To be done
Pictures do not belong in the copy, so please give every entry below again exactly.

Task data

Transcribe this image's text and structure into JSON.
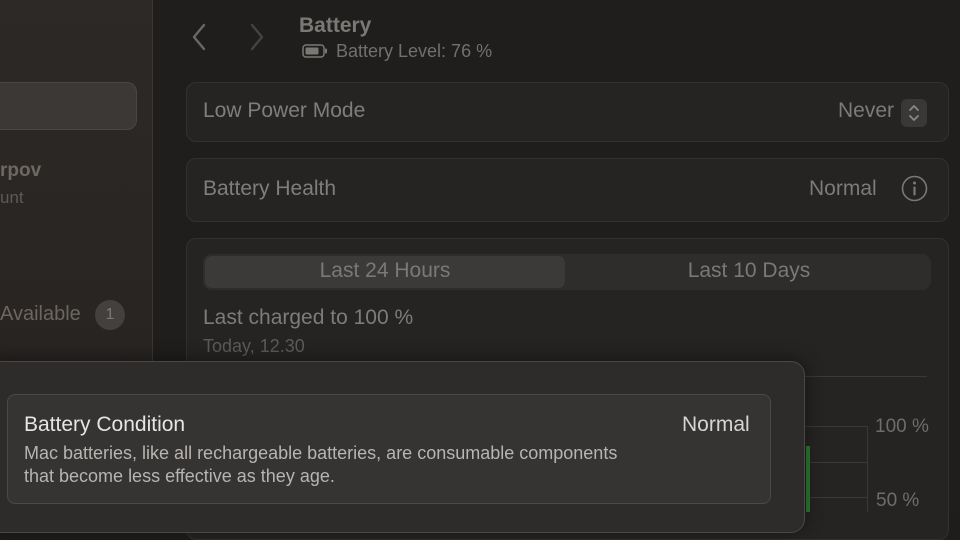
{
  "sidebar": {
    "user_name_fragment": "rpov",
    "user_sub_fragment": "unt",
    "updates_label_fragment": "Available",
    "updates_badge": "1"
  },
  "header": {
    "title": "Battery",
    "battery_level": "Battery Level: 76 %"
  },
  "low_power_mode": {
    "label": "Low Power Mode",
    "value": "Never"
  },
  "battery_health": {
    "label": "Battery Health",
    "value": "Normal"
  },
  "usage": {
    "tabs": [
      {
        "label": "Last 24 Hours"
      },
      {
        "label": "Last 10 Days"
      }
    ],
    "selected_tab": "Last 24 Hours",
    "last_charged": "Last charged to 100 %",
    "last_charged_time": "Today, 12.30",
    "ticks": [
      "100 %",
      "50 %"
    ]
  },
  "popover": {
    "title": "Battery Condition",
    "value": "Normal",
    "description": "Mac batteries, like all rechargeable batteries, are consumable components that become less effective as they age."
  },
  "colors": {
    "chart_bar": "#2a7a32"
  }
}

Task response
Transcribe this image's text and structure into JSON.
{
  "sidebar": {
    "user_name_fragment": "rpov",
    "user_sub_fragment": "unt",
    "updates_label_fragment": "Available",
    "updates_badge": "1"
  },
  "header": {
    "title": "Battery",
    "battery_level": "Battery Level: 76 %"
  },
  "low_power_mode": {
    "label": "Low Power Mode",
    "value": "Never"
  },
  "battery_health": {
    "label": "Battery Health",
    "value": "Normal"
  },
  "usage": {
    "tabs": [
      {
        "label": "Last 24 Hours"
      },
      {
        "label": "Last 10 Days"
      }
    ],
    "selected_tab": "Last 24 Hours",
    "last_charged": "Last charged to 100 %",
    "last_charged_time": "Today, 12.30",
    "ticks": [
      "100 %",
      "50 %"
    ]
  },
  "popover": {
    "title": "Battery Condition",
    "value": "Normal",
    "description": "Mac batteries, like all rechargeable batteries, are consumable components that become less effective as they age."
  },
  "colors": {
    "chart_bar": "#2a7a32"
  }
}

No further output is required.